▶ **EXCERPTED TEXT**
Scatchy, not meaning to be rude, but why are you bringing in these cats if you've no foster homes for them? You're bringing them, I assume, from somewhere else just to put them into another rescue? Doesn't make sense.


----------



## scatchy (Nov 29, 2011)

carly87 said:


> Scatchy, not meaning to be rude, but why are you bringing in these cats if you've no foster homes for them? You're bringing them, I assume, from somewhere else just to put them into another rescue? Doesn't make sense.


catcoonz HAS offered to foster them I am confirming arrangements with her.
This is between the two of us.


----------



## MCWillow (Aug 26, 2011)

scatchy said:


> catcoonz HAS offered to foster them I am confirming arrangements with her.
> This is between the two of us.


If it is just between the tow of you maybe you should have used PM...

Maybe CC has offered to foster them, but she doesn't have a bottomless pit of resources for every single person that rescues a cat!


----------



## carly87 (Feb 11, 2011)

▶ **DATA TO PROCESS**
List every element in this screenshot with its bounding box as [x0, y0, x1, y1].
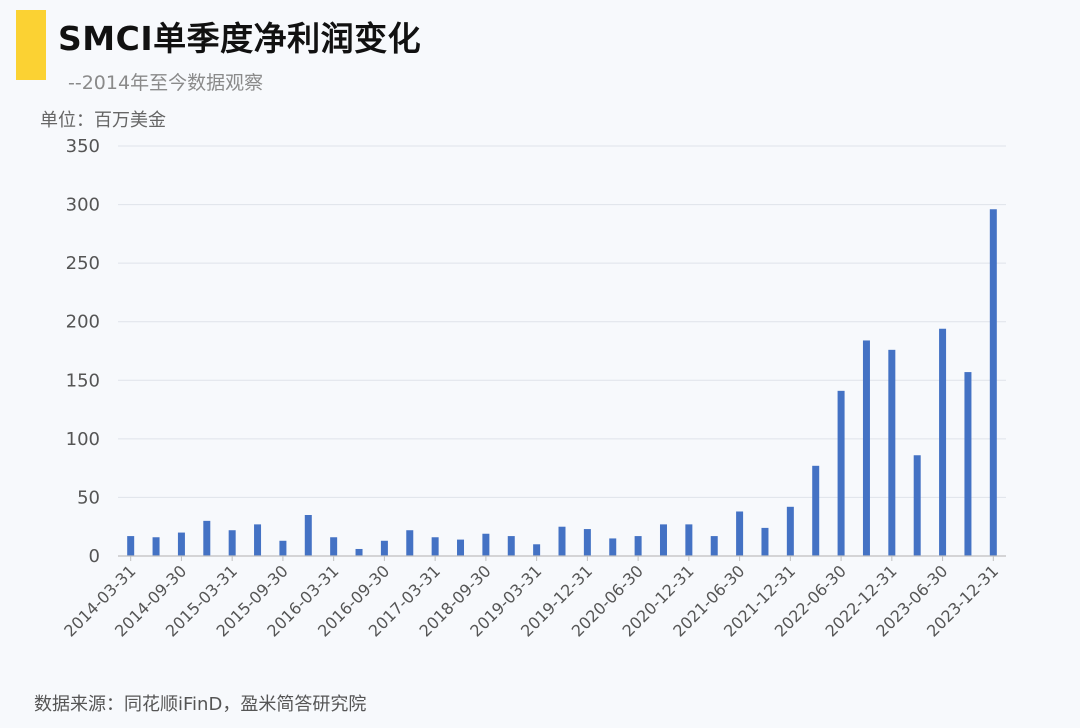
bar — [761, 527, 769, 556]
bar — [406, 530, 414, 556]
bar — [228, 530, 236, 556]
y-tick-label: 350 — [66, 136, 100, 157]
bar — [127, 536, 135, 556]
bar — [939, 328, 947, 556]
y-tick-label: 300 — [66, 195, 100, 216]
bar — [609, 538, 617, 556]
bar — [710, 536, 718, 556]
bar — [152, 537, 160, 556]
x-axis-ticks: 2014-03-312014-09-302015-03-312015-09-30… — [60, 556, 1002, 641]
bar — [254, 524, 262, 556]
title-accent-bar — [16, 10, 46, 80]
bar — [431, 537, 439, 556]
bar — [888, 349, 896, 556]
y-tick-label: 250 — [66, 253, 100, 274]
bar — [533, 544, 541, 556]
bar — [279, 540, 287, 556]
bar — [964, 372, 972, 556]
bar — [685, 524, 693, 556]
bar-chart: 0 50 100 150 200 250 300 350 2014-03-312014-09-… — [60, 136, 1006, 641]
bar — [812, 465, 820, 556]
y-tick-label: 200 — [66, 312, 100, 333]
y-tick-label: 50 — [77, 487, 100, 508]
bar — [659, 524, 667, 556]
bar — [507, 536, 515, 556]
bar — [837, 390, 845, 556]
bar — [558, 526, 566, 556]
bar — [736, 511, 744, 556]
bar — [380, 540, 388, 556]
bar — [786, 506, 794, 556]
bar — [330, 537, 338, 556]
bar — [862, 340, 870, 556]
bar — [583, 529, 591, 556]
unit-label: 单位：百万美金 — [40, 110, 166, 131]
grid-lines — [118, 145, 1006, 498]
data-source: 数据来源：同花顺iFinD，盈米简答研究院 — [34, 694, 367, 715]
bar — [177, 532, 185, 556]
chart-subtitle: --2014年至今数据观察 — [68, 72, 264, 94]
y-tick-label: 150 — [66, 370, 100, 391]
y-axis-ticks: 0 50 100 150 200 250 300 350 — [66, 136, 100, 567]
chart-title: SMCI单季度净利润变化 — [58, 19, 422, 58]
bar — [634, 536, 642, 556]
bar — [457, 539, 465, 556]
bar — [913, 455, 921, 556]
bar — [203, 520, 211, 556]
bar — [482, 533, 490, 556]
bar — [304, 515, 312, 556]
bar — [989, 209, 997, 556]
bars — [127, 209, 997, 556]
y-tick-label: 0 — [89, 546, 100, 567]
bar — [355, 548, 363, 556]
y-tick-label: 100 — [66, 429, 100, 450]
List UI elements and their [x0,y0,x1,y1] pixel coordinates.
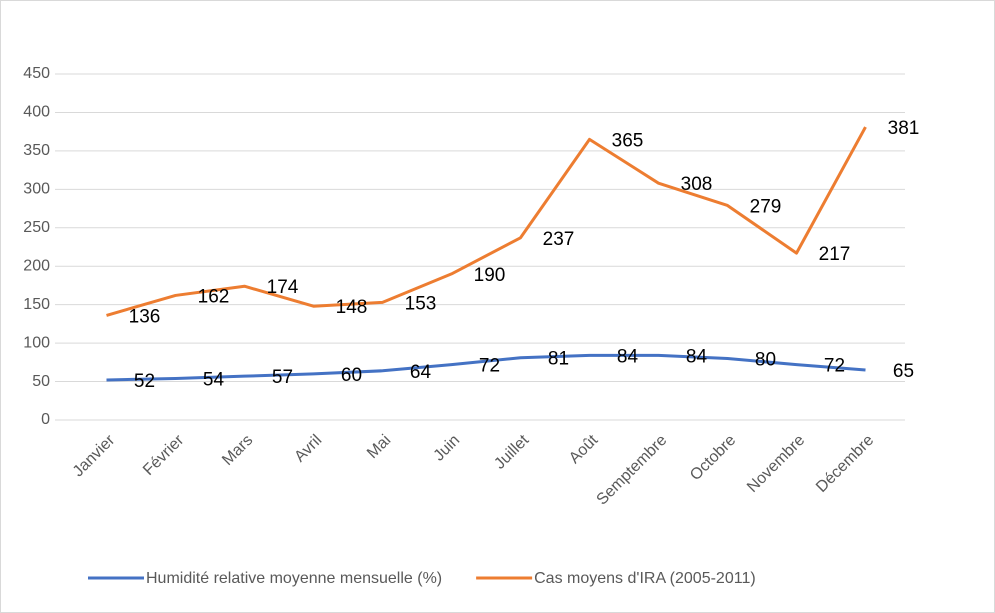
data-label: 65 [893,361,914,382]
data-label: 60 [341,365,362,386]
data-label: 54 [203,369,225,390]
data-label: 72 [824,356,845,377]
data-label: 308 [681,174,713,195]
data-label: 52 [134,371,155,392]
y-tick-label: 400 [23,104,50,121]
y-tick-label: 200 [23,257,50,274]
legend-label: Cas moyens d'IRA (2005-2011) [534,570,756,587]
data-label: 84 [686,346,708,367]
data-label: 381 [888,118,920,139]
legend-label: Humidité relative moyenne mensuelle (%) [146,570,442,587]
data-label: 190 [474,265,506,286]
data-label: 237 [543,229,575,250]
data-label: 64 [410,362,432,383]
y-tick-label: 100 [23,334,50,351]
y-tick-label: 450 [23,65,50,82]
data-label: 136 [129,306,161,327]
y-tick-label: 150 [23,296,50,313]
data-label: 72 [479,356,500,377]
data-label: 148 [336,297,368,318]
data-label: 279 [750,196,782,217]
data-label: 153 [405,293,437,314]
data-label: 365 [612,130,644,151]
y-tick-label: 350 [23,142,50,159]
data-label: 162 [198,286,230,307]
data-label: 81 [548,349,569,370]
y-tick-label: 250 [23,219,50,236]
data-label: 57 [272,367,293,388]
data-label: 217 [819,244,851,265]
data-label: 80 [755,350,776,371]
line [106,126,867,317]
y-tick-label: 300 [23,181,50,198]
line [106,353,866,382]
y-tick-label: 50 [32,373,50,390]
y-tick-label: 0 [41,411,50,428]
data-label: 174 [267,277,299,298]
data-label: 84 [617,346,639,367]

▶ **TASKS AND EXERCISES**
1. Copy the rows word for word, starting at the one that contains "bar — [761, 527, 769, 556]" and ending at the one that contains "bar — [330, 537, 338, 556]", including both of those rows.
2. Write the next part of the forum thread about fostering rescued cats.

▶ **RESULTS**
1.
bar — [761, 527, 769, 556]
bar — [406, 530, 414, 556]
bar — [228, 530, 236, 556]
y-tick-label: 350 — [66, 136, 100, 157]
bar — [127, 536, 135, 556]
bar — [939, 328, 947, 556]
y-tick-label: 300 — [66, 195, 100, 216]
bar — [609, 538, 617, 556]
bar — [710, 536, 718, 556]
bar — [152, 537, 160, 556]
x-axis-ticks: 2014-03-312014-09-302015-03-312015-09-30… — [60, 556, 1002, 641]
bar — [254, 524, 262, 556]
title-accent-bar — [16, 10, 46, 80]
bar — [431, 537, 439, 556]
bar — [888, 349, 896, 556]
y-tick-label: 250 — [66, 253, 100, 274]
bar — [533, 544, 541, 556]
bar — [279, 540, 287, 556]
bar — [964, 372, 972, 556]
bar — [685, 524, 693, 556]
bar-chart: 0 50 100 150 200 250 300 350 2014-03-312014-09-… — [60, 136, 1006, 641]
bar — [812, 465, 820, 556]
y-tick-label: 200 — [66, 312, 100, 333]
y-tick-label: 50 — [77, 487, 100, 508]
bar — [659, 524, 667, 556]
bar — [507, 536, 515, 556]
bar — [837, 390, 845, 556]
bar — [558, 526, 566, 556]
bar — [736, 511, 744, 556]
bar — [380, 540, 388, 556]
bar — [786, 506, 794, 556]
bar — [330, 537, 338, 556]

2.
I fear that people are starting to realise that CC is a soft touch for a cat in need, and are beginning to take advantage of her good nature. It's one thing to find a cat in need and ask for help, but to actively seek them from a different country, then ask for fostering from a rescue that was initially set up to help cats and kittens in this country? Well, I don't know why, but it doesn't sit right with me, not a bit. I think people need to think long and hard before rescuing cats they haven't the resources to cope with, then passing them on to others. It's unfair for all involved.

Now, I've said my peace. I'll say no more on the subject now that my feelings have been aired.


----------



## Skipperoo (Dec 19, 2012)

CC, you are a life saver to all of the cats you take in. I just want to say thank you for all you do, and think you are an amazing woman for doing so  x


----------



## jenny armour (Feb 28, 2010)

catcoonz said:


> GH is going very well thankyou, i do find it hard to rehome them as i fall in love too easily.
> You know how it is 1 finds a home then you are replaced with 2, but keeps me busy.
> Hopefully i think i have also found a wondeful home for Angel the white girl once she is ready but that wont be for afew months yet, being neutered 11th february then i need her to gain alittle more weight before the vet is completely happy for her to leave me.
> The 3 cats with cat flu are doing well, Antirobe worked in the end which is good and they are going to their new home next weekend.
> So yes, great work which i love doing.


werent you going to keep her lol?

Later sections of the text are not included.